_Written exercise_
Write the records out again exactly, leaving no images in.

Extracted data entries
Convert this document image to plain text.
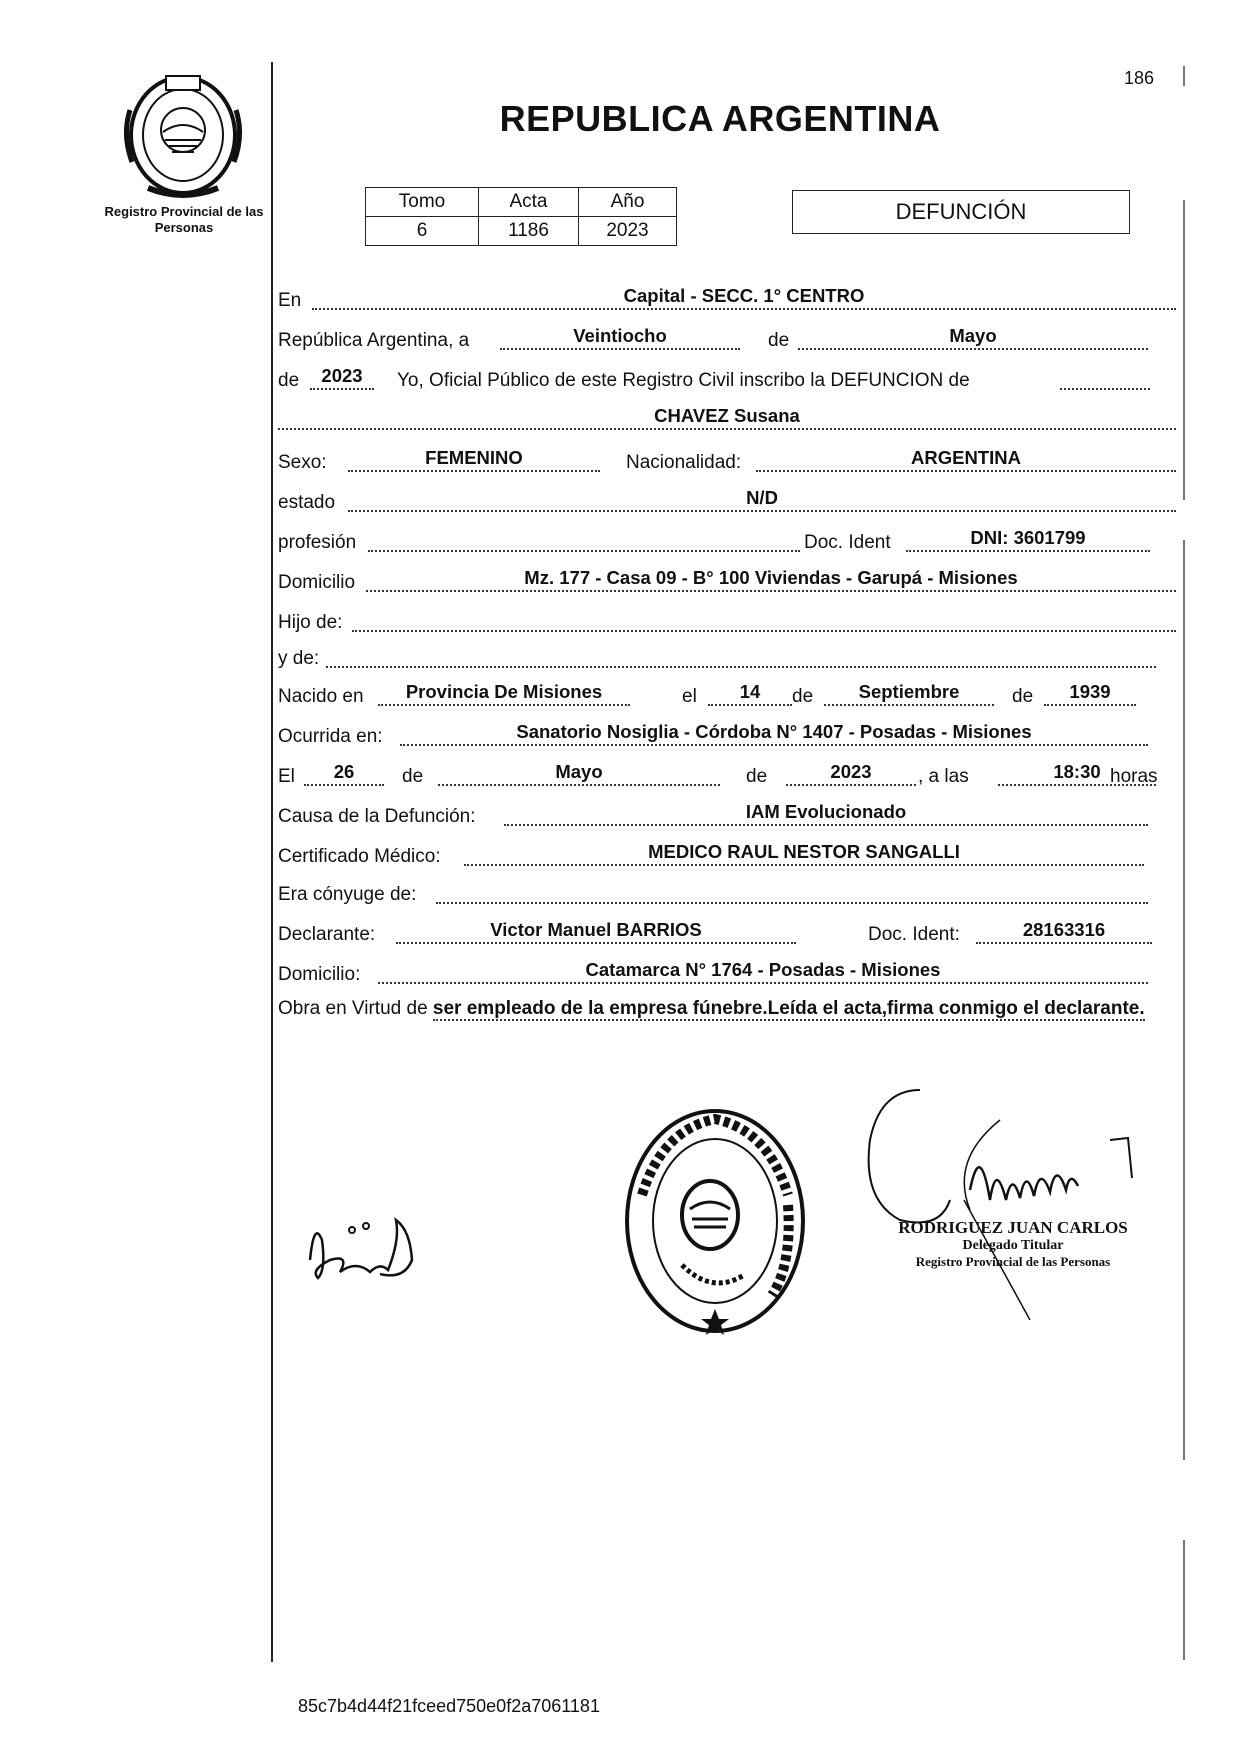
Registro Provincial de las Personas
186
REPUBLICA ARGENTINA
Tomo	Acta	Año
6	1186	2023
DEFUNCIÓN
En	Capital - SECC. 1° CENTRO
República Argentina, a	Veintiocho	de	Mayo
de	2023	Yo, Oficial Público de este Registro Civil inscribo la DEFUNCION de
CHAVEZ Susana
Sexo:	FEMENINO	Nacionalidad:	ARGENTINA
estado	N/D
profesión	Doc. Ident	DNI: 3601799
Domicilio	Mz. 177 - Casa 09 - B° 100 Viviendas - Garupá - Misiones
Hijo de:
y de:
Nacido en	Provincia De Misiones	el	14	de	Septiembre	de	1939
Ocurrida en:	Sanatorio Nosiglia - Córdoba N° 1407 - Posadas - Misiones
El	26	de	Mayo	de	2023	, a las	18:30 horas
Causa de la Defunción:	IAM Evolucionado
Certificado Médico:	MEDICO RAUL NESTOR SANGALLI
Era cónyuge de:
Declarante:	Victor Manuel BARRIOS	Doc. Ident:	28163316
Domicilio:	Catamarca N° 1764 - Posadas - Misiones
Obra en Virtud de ser empleado de la empresa fúnebre.Leída el acta,firma conmigo el declarante.
RODRIGUEZ JUAN CARLOS
Delegado Titular
Registro Provincial de las Personas
85c7b4d44f21fceed750e0f2a7061181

_Task result_
Convert this document image to plain text.
Registro Provincial de las Personas
186
REPUBLICA ARGENTINA
Tomo	Acta	Año
6	1186	2023
DEFUNCIÓN
En	Capital - SECC. 1° CENTRO
República Argentina, a	Veintiocho	de	Mayo
de	2023	Yo, Oficial Público de este Registro Civil inscribo la DEFUNCION de
CHAVEZ Susana
Sexo:	FEMENINO	Nacionalidad:	ARGENTINA
estado	N/D
profesión	Doc. Ident	DNI: 3601799
Domicilio	Mz. 177 - Casa 09 - B° 100 Viviendas - Garupá - Misiones
Hijo de:
y de:
Nacido en	Provincia De Misiones	el	14	de	Septiembre	de	1939
Ocurrida en:	Sanatorio Nosiglia - Córdoba N° 1407 - Posadas - Misiones
El	26	de	Mayo	de	2023	, a las	18:30 horas
Causa de la Defunción:	IAM Evolucionado
Certificado Médico:	MEDICO RAUL NESTOR SANGALLI
Era cónyuge de:
Declarante:	Victor Manuel BARRIOS	Doc. Ident:	28163316
Domicilio:	Catamarca N° 1764 - Posadas - Misiones
Obra en Virtud de ser empleado de la empresa fúnebre.Leída el acta,firma conmigo el declarante.
RODRIGUEZ JUAN CARLOS
Delegado Titular
Registro Provincial de las Personas
85c7b4d44f21fceed750e0f2a7061181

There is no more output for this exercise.